> **DATA EXCERPTS**:
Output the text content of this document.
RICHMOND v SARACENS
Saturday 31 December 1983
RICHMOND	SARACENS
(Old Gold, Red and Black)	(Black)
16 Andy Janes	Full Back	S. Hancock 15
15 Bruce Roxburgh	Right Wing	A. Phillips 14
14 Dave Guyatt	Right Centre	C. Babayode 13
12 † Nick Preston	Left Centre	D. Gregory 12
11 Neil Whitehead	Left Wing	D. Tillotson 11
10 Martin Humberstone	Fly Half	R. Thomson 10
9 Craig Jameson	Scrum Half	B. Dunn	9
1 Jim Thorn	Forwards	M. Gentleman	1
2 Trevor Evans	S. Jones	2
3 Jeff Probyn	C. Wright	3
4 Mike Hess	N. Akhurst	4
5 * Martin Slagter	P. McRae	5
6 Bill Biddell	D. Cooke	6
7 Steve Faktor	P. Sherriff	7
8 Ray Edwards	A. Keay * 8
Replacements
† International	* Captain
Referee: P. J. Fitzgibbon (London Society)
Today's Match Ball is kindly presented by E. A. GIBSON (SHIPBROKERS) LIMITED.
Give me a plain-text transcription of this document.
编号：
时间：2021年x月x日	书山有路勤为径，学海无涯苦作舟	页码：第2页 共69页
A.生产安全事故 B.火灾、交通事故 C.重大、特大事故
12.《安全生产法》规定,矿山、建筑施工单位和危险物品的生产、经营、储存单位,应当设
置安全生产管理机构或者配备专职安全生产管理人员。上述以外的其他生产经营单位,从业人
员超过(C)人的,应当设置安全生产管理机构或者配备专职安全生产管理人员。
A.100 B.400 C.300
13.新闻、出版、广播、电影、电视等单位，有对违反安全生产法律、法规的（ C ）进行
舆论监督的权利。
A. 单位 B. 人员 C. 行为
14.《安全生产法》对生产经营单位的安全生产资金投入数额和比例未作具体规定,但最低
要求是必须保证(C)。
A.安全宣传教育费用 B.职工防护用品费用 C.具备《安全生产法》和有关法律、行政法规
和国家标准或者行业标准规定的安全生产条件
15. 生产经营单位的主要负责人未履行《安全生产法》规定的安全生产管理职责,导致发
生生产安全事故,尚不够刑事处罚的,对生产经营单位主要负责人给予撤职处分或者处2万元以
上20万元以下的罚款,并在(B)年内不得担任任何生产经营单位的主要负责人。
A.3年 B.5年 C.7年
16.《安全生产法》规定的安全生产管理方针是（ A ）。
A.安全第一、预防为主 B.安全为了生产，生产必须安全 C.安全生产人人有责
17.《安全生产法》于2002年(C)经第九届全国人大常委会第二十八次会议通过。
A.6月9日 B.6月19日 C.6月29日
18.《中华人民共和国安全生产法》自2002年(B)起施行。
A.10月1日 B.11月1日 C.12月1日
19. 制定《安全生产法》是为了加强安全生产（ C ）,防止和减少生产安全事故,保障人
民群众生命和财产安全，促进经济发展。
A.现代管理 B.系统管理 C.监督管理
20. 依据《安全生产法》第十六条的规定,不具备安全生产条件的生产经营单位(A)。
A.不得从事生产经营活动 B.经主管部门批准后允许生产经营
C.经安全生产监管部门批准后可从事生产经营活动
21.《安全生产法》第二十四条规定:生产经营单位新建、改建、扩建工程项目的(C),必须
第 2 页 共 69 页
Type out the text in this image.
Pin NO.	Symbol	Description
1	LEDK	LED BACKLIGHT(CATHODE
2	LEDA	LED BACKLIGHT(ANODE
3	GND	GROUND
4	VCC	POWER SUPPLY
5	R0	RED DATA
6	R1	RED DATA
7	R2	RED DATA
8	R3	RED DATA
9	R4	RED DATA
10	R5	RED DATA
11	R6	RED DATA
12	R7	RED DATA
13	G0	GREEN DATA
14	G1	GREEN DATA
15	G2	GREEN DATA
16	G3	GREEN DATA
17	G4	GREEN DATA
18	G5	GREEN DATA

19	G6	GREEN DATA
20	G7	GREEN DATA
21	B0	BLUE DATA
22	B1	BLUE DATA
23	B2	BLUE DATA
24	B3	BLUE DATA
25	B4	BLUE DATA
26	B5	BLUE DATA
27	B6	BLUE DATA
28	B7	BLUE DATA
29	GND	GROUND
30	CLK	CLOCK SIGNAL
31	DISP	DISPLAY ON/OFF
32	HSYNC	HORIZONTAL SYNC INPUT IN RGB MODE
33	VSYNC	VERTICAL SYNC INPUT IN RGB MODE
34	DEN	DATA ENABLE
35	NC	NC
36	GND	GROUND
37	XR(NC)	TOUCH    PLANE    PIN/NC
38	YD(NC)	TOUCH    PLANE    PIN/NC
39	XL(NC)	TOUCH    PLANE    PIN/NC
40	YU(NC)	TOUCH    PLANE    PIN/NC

> **WRITTEN TASK**: Repeat exactly, and only, the lines from the line with "Type out the text in this image." through the end of the listing above, both ends included.

> **SOLUTION TO THIS PROBLEM**:
Type out the text in this image.
Pin NO.	Symbol	Description
1	LEDK	LED BACKLIGHT(CATHODE
2	LEDA	LED BACKLIGHT(ANODE
3	GND	GROUND
4	VCC	POWER SUPPLY
5	R0	RED DATA
6	R1	RED DATA
7	R2	RED DATA
8	R3	RED DATA
9	R4	RED DATA
10	R5	RED DATA
11	R6	RED DATA
12	R7	RED DATA
13	G0	GREEN DATA
14	G1	GREEN DATA
15	G2	GREEN DATA
16	G3	GREEN DATA
17	G4	GREEN DATA
18	G5	GREEN DATA

19	G6	GREEN DATA
20	G7	GREEN DATA
21	B0	BLUE DATA
22	B1	BLUE DATA
23	B2	BLUE DATA
24	B3	BLUE DATA
25	B4	BLUE DATA
26	B5	BLUE DATA
27	B6	BLUE DATA
28	B7	BLUE DATA
29	GND	GROUND
30	CLK	CLOCK SIGNAL
31	DISP	DISPLAY ON/OFF
32	HSYNC	HORIZONTAL SYNC INPUT IN RGB MODE
33	VSYNC	VERTICAL SYNC INPUT IN RGB MODE
34	DEN	DATA ENABLE
35	NC	NC
36	GND	GROUND
37	XR(NC)	TOUCH    PLANE    PIN/NC
38	YD(NC)	TOUCH    PLANE    PIN/NC
39	XL(NC)	TOUCH    PLANE    PIN/NC
40	YU(NC)	TOUCH    PLANE    PIN/NC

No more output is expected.